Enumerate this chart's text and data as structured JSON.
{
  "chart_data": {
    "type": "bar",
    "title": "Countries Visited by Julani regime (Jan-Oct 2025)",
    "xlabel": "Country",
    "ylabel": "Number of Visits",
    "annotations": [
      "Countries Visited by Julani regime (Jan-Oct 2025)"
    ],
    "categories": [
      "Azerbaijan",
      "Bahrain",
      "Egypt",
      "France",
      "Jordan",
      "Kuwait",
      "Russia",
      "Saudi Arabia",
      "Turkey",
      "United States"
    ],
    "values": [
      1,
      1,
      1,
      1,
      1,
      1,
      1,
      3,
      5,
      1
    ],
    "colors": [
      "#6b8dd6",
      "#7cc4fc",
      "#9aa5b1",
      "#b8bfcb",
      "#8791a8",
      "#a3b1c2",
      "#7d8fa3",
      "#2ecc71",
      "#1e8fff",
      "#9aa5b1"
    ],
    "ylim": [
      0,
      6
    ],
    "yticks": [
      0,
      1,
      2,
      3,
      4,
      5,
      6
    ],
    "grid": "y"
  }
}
:::
THE EXERCISE.
Copy out the full listing exactly.

SOLUTION TO THIS EXERCISE.
Enumerate this chart's text and data as structured JSON.
{
  "chart_data": {
    "type": "bar",
    "title": "Countries Visited by Julani regime (Jan-Oct 2025)",
    "xlabel": "Country",
    "ylabel": "Number of Visits",
    "annotations": [
      "Countries Visited by Julani regime (Jan-Oct 2025)"
    ],
    "categories": [
      "Azerbaijan",
      "Bahrain",
      "Egypt",
      "France",
      "Jordan",
      "Kuwait",
      "Russia",
      "Saudi Arabia",
      "Turkey",
      "United States"
    ],
    "values": [
      1,
      1,
      1,
      1,
      1,
      1,
      1,
      3,
      5,
      1
    ],
    "colors": [
      "#6b8dd6",
      "#7cc4fc",
      "#9aa5b1",
      "#b8bfcb",
      "#8791a8",
      "#a3b1c2",
      "#7d8fa3",
      "#2ecc71",
      "#1e8fff",
      "#9aa5b1"
    ],
    "ylim": [
      0,
      6
    ],
    "yticks": [
      0,
      1,
      2,
      3,
      4,
      5,
      6
    ],
    "grid": "y"
  }
}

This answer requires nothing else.